● Written request
Retype exactly and only the lines from the one that contains "Read this page and output its text content." through the final line of the data; pictures are left out.

(Data entries)

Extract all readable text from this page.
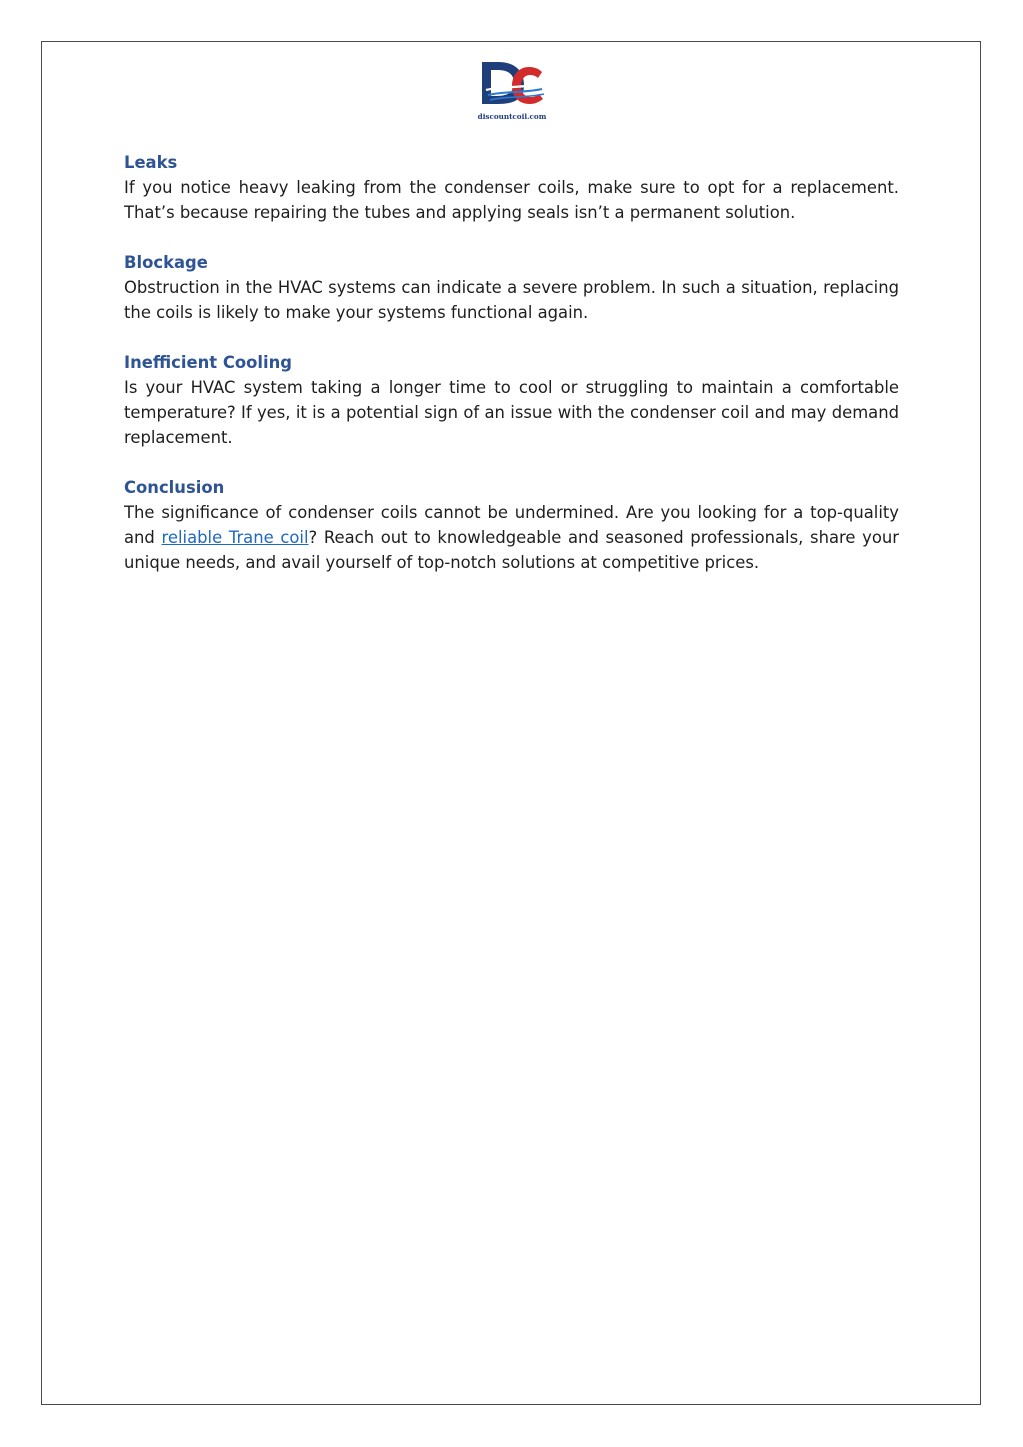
discountcoil.com

Leaks

If you notice heavy leaking from the condenser coils, make sure to opt for a replacement. That’s because repairing the tubes and applying seals isn’t a permanent solution.

Blockage

Obstruction in the HVAC systems can indicate a severe problem. In such a situation, replacing the coils is likely to make your systems functional again.

Inefficient Cooling

Is your HVAC system taking a longer time to cool or struggling to maintain a comfortable temperature? If yes, it is a potential sign of an issue with the condenser coil and may demand replacement.

Conclusion

The significance of condenser coils cannot be undermined. Are you looking for a top-quality and reliable Trane coil? Reach out to knowledgeable and seasoned professionals, share your unique needs, and avail yourself of top-notch solutions at competitive prices.
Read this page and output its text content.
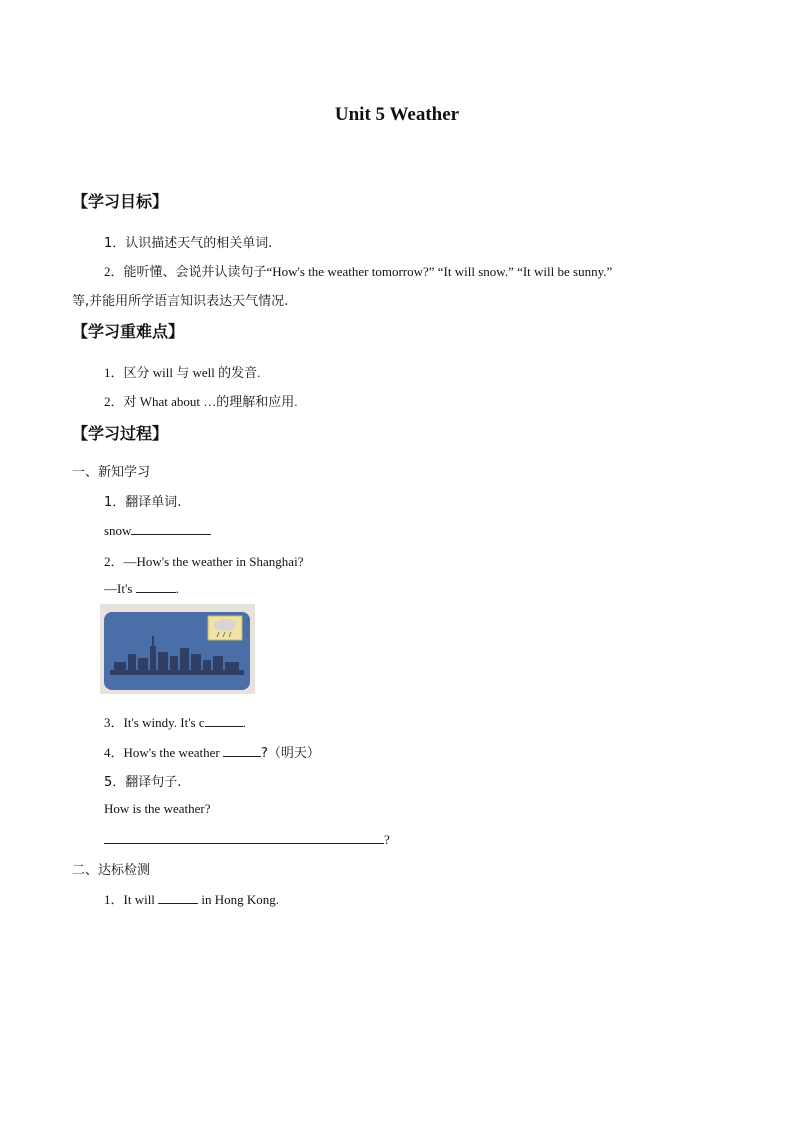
Unit 5 Weather
【学习目标】
1．认识描述天气的相关单词.
2．能听懂、会说并认读句子“How's the weather tomorrow?” “It will snow.” “It will be sunny.”
等,并能用所学语言知识表达天气情况.
【学习重难点】
1．区分 will 与 well 的发音.
2．对 What about …的理解和应用.
【学习过程】
一、新知学习
1．翻译单词.
snow
2．—How's the weather in Shanghai?
—It's	.
3．It's windy. It's c	.
4．How's the weather	?（明天）
5．翻译句子.
How is the weather?
?
二、达标检测
1．It will	in Hong Kong.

● Task response
Read this page and output its text content.
Unit 5 Weather
【学习目标】
1．认识描述天气的相关单词.
2．能听懂、会说并认读句子“How's the weather tomorrow?” “It will snow.” “It will be sunny.”
等,并能用所学语言知识表达天气情况.
【学习重难点】
1．区分 will 与 well 的发音.
2．对 What about …的理解和应用.
【学习过程】
一、新知学习
1．翻译单词.
snow
2．—How's the weather in Shanghai?
—It's	.
3．It's windy. It's c	.
4．How's the weather	?（明天）
5．翻译句子.
How is the weather?
?
二、达标检测
1．It will	in Hong Kong.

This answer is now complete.